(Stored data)
_____
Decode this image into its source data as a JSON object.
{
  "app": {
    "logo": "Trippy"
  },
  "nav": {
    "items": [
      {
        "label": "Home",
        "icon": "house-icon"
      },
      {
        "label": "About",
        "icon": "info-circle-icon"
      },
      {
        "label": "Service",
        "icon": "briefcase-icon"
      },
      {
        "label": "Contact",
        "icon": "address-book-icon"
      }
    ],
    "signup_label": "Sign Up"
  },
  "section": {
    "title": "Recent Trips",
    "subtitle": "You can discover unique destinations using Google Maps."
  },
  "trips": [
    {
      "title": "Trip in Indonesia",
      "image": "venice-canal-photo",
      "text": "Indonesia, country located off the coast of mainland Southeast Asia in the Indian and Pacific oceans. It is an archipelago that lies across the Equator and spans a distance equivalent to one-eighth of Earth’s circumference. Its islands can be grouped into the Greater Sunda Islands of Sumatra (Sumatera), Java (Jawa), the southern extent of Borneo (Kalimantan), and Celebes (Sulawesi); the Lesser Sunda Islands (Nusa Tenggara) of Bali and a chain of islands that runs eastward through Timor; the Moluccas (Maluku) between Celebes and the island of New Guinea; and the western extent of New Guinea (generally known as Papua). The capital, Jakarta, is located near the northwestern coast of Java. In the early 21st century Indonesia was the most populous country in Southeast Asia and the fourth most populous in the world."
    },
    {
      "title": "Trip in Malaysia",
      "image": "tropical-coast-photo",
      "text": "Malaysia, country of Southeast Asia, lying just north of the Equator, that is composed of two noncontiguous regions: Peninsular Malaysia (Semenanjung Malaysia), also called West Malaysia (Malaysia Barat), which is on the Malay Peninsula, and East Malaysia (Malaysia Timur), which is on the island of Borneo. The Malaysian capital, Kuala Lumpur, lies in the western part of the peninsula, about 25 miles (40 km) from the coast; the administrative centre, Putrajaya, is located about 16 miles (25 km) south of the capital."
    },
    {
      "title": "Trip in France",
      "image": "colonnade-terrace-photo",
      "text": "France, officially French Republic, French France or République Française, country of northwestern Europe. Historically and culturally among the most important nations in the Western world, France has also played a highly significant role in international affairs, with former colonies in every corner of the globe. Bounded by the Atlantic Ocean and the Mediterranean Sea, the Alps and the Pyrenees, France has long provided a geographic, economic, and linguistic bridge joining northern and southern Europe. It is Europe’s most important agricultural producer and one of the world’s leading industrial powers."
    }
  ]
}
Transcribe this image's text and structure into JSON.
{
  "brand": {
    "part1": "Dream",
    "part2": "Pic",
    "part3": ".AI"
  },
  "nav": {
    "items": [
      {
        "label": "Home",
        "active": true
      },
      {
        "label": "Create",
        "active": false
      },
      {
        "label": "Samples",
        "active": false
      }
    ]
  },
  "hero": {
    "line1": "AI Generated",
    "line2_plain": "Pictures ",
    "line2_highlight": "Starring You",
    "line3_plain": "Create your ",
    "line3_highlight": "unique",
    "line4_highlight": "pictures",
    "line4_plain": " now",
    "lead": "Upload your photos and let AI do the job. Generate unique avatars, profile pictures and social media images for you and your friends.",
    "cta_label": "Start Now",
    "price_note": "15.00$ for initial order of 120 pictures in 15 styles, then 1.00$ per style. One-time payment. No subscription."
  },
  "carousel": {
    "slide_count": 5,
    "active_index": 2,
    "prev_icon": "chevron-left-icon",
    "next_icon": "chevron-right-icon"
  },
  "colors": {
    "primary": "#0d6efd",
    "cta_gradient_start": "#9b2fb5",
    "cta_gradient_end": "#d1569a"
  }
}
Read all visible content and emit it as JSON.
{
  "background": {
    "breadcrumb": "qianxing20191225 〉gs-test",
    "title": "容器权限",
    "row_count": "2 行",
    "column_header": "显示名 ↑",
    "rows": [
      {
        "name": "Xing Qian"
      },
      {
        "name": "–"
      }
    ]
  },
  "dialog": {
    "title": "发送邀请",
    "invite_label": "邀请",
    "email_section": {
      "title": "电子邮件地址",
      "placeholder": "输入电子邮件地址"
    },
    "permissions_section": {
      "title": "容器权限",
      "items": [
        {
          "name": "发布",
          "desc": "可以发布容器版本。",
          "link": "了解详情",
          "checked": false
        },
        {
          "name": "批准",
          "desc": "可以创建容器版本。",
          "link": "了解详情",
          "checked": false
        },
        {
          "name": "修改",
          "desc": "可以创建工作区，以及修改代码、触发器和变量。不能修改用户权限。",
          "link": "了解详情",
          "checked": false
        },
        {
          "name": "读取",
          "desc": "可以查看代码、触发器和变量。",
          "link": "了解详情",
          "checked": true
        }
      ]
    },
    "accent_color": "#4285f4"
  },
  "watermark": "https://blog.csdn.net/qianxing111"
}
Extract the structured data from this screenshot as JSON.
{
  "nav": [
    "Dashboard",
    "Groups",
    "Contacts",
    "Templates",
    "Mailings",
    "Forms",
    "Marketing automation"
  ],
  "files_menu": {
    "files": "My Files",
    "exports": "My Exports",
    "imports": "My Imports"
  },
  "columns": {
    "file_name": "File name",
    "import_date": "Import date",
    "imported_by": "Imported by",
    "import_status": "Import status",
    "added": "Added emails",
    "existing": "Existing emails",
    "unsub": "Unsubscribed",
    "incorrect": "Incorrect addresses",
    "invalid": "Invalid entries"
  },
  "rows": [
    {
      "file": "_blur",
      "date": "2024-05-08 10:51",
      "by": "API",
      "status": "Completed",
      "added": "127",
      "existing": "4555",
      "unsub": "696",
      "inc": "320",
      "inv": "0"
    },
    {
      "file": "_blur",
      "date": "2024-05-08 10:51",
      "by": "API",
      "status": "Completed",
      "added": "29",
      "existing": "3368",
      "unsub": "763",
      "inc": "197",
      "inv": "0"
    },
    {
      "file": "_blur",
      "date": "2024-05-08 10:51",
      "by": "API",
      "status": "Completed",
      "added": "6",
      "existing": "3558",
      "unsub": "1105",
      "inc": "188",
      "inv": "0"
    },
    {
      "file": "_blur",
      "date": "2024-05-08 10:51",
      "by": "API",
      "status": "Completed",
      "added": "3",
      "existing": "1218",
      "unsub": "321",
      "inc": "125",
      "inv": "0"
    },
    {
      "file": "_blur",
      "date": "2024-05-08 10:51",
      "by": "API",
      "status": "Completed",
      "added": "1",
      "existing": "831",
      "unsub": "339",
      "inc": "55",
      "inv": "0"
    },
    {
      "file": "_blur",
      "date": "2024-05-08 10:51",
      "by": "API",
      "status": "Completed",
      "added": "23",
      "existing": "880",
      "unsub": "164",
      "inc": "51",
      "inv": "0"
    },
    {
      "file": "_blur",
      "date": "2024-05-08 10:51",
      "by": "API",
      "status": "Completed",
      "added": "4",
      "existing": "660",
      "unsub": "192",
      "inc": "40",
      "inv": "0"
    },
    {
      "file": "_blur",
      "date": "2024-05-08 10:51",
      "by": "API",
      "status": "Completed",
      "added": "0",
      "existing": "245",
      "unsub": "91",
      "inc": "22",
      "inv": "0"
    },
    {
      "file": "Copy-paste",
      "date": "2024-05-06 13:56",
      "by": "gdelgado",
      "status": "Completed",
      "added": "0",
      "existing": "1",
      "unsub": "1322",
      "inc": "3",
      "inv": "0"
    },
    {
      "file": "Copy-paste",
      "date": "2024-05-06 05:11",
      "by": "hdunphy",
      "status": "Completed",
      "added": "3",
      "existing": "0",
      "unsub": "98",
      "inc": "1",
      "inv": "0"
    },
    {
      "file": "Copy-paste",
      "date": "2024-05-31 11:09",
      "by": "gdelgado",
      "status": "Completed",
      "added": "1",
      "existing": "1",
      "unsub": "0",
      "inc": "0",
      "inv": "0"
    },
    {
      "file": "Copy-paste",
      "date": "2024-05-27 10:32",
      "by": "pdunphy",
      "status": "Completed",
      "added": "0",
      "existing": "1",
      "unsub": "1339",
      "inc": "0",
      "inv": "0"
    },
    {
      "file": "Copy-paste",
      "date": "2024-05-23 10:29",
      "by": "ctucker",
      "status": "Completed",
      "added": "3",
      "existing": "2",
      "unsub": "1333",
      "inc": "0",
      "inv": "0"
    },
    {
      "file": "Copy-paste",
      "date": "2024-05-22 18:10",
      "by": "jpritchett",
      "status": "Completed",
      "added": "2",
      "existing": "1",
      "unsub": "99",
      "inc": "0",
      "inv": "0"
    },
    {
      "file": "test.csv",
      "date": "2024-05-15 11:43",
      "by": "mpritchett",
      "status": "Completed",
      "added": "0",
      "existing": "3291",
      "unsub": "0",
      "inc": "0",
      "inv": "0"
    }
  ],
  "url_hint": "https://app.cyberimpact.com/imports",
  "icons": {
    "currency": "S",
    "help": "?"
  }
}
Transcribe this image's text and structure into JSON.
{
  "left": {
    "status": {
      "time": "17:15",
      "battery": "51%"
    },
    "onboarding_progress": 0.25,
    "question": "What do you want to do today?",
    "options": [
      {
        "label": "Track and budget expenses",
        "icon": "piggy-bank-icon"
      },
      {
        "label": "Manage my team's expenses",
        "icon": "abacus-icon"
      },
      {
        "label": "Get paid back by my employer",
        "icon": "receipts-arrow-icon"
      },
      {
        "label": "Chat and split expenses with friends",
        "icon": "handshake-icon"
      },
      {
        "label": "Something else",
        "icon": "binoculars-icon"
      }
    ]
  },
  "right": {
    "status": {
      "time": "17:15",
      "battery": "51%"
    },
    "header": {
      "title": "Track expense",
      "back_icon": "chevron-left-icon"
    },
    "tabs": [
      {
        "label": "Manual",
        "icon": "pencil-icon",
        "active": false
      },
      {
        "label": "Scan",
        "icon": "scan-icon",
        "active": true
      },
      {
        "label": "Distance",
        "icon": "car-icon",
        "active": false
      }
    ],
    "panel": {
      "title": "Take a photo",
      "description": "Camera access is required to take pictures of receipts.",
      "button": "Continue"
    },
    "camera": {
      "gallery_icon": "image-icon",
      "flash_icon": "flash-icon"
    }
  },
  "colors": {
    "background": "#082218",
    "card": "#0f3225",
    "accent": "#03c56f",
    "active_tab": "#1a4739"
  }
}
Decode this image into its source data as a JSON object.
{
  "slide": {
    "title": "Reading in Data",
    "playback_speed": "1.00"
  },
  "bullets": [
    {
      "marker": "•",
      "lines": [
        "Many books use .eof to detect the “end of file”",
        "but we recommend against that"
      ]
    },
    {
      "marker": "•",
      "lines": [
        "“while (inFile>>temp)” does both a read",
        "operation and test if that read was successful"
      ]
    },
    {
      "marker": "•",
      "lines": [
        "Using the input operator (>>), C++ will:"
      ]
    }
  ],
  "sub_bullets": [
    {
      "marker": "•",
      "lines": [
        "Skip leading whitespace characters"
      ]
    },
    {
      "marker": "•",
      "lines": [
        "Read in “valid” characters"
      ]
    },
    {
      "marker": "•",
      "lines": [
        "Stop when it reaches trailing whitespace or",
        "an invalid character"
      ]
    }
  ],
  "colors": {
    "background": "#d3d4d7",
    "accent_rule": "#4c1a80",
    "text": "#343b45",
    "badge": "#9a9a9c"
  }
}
_____
> [WHAT IS BEING ASKED]: Reproduce each line holding the word "unique".

> [WORKED SOLUTION]:
    "subtitle": "You can discover unique destinations using Google Maps."
    "line3_highlight": "unique",
    "lead": "Upload your photos and let AI do the job. Generate unique avatars, profile pictures and social media images for you and your friends.",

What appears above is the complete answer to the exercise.